Reproduce each line exactly. Skip none.
═════ Given records
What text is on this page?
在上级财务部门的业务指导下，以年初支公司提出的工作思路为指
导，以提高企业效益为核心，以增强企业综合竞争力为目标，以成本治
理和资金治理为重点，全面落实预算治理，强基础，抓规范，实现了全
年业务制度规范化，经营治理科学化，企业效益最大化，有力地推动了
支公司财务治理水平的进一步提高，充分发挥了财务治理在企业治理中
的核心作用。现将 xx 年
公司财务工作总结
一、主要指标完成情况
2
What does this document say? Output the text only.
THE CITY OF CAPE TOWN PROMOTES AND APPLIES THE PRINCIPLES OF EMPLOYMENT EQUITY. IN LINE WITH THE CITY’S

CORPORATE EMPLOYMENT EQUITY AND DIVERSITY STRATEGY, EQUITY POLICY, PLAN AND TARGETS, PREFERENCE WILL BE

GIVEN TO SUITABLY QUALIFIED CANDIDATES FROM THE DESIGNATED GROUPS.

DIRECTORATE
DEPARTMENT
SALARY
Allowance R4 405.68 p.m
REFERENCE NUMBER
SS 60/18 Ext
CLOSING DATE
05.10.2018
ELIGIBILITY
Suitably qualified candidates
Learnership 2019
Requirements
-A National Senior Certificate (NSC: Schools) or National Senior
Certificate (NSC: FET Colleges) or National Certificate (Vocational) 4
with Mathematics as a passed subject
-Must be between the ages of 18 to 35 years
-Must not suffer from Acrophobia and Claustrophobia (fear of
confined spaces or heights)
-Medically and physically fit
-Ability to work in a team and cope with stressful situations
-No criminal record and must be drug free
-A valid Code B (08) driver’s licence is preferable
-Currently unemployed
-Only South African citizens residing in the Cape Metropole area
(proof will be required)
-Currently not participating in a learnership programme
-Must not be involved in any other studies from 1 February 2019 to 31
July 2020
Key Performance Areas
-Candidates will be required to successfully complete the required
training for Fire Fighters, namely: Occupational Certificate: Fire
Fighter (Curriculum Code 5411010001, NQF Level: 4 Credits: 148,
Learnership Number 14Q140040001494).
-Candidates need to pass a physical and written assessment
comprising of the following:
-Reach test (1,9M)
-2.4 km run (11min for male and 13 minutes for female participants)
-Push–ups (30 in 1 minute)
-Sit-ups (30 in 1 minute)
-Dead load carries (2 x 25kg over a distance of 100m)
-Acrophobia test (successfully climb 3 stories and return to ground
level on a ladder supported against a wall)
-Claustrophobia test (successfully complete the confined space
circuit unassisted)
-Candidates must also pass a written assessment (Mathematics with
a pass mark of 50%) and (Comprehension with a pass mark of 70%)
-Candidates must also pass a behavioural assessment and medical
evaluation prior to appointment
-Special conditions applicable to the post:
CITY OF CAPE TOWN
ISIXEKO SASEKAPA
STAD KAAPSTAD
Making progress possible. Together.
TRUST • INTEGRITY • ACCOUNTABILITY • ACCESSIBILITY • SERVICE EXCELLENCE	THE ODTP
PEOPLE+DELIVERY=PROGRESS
══════════
**Solution to the problem:**
What text is on this page?
在上级财务部门的业务指导下，以年初支公司提出的工作思路为指
导，以提高企业效益为核心，以增强企业综合竞争力为目标，以成本治
理和资金治理为重点，全面落实预算治理，强基础，抓规范，实现了全
年业务制度规范化，经营治理科学化，企业效益最大化，有力地推动了
支公司财务治理水平的进一步提高，充分发挥了财务治理在企业治理中
的核心作用。现将 xx 年
公司财务工作总结
一、主要指标完成情况
2
What does this document say? Output the text only.
THE CITY OF CAPE TOWN PROMOTES AND APPLIES THE PRINCIPLES OF EMPLOYMENT EQUITY. IN LINE WITH THE CITY’S

CORPORATE EMPLOYMENT EQUITY AND DIVERSITY STRATEGY, EQUITY POLICY, PLAN AND TARGETS, PREFERENCE WILL BE

GIVEN TO SUITABLY QUALIFIED CANDIDATES FROM THE DESIGNATED GROUPS.

DIRECTORATE
DEPARTMENT
SALARY
Allowance R4 405.68 p.m
REFERENCE NUMBER
SS 60/18 Ext
CLOSING DATE
05.10.2018
ELIGIBILITY
Suitably qualified candidates
Learnership 2019
Requirements
-A National Senior Certificate (NSC: Schools) or National Senior
Certificate (NSC: FET Colleges) or National Certificate (Vocational) 4
with Mathematics as a passed subject
-Must be between the ages of 18 to 35 years
-Must not suffer from Acrophobia and Claustrophobia (fear of
confined spaces or heights)
-Medically and physically fit
-Ability to work in a team and cope with stressful situations
-No criminal record and must be drug free
-A valid Code B (08) driver’s licence is preferable
-Currently unemployed
-Only South African citizens residing in the Cape Metropole area
(proof will be required)
-Currently not participating in a learnership programme
-Must not be involved in any other studies from 1 February 2019 to 31
July 2020
Key Performance Areas
-Candidates will be required to successfully complete the required
training for Fire Fighters, namely: Occupational Certificate: Fire
Fighter (Curriculum Code 5411010001, NQF Level: 4 Credits: 148,
Learnership Number 14Q140040001494).
-Candidates need to pass a physical and written assessment
comprising of the following:
-Reach test (1,9M)
-2.4 km run (11min for male and 13 minutes for female participants)
-Push–ups (30 in 1 minute)
-Sit-ups (30 in 1 minute)
-Dead load carries (2 x 25kg over a distance of 100m)
-Acrophobia test (successfully climb 3 stories and return to ground
level on a ladder supported against a wall)
-Claustrophobia test (successfully complete the confined space
circuit unassisted)
-Candidates must also pass a written assessment (Mathematics with
a pass mark of 50%) and (Comprehension with a pass mark of 70%)
-Candidates must also pass a behavioural assessment and medical
evaluation prior to appointment
-Special conditions applicable to the post:
CITY OF CAPE TOWN
ISIXEKO SASEKAPA
STAD KAAPSTAD
Making progress possible. Together.
TRUST • INTEGRITY • ACCOUNTABILITY • ACCESSIBILITY • SERVICE EXCELLENCE	THE ODTP
PEOPLE+DELIVERY=PROGRESS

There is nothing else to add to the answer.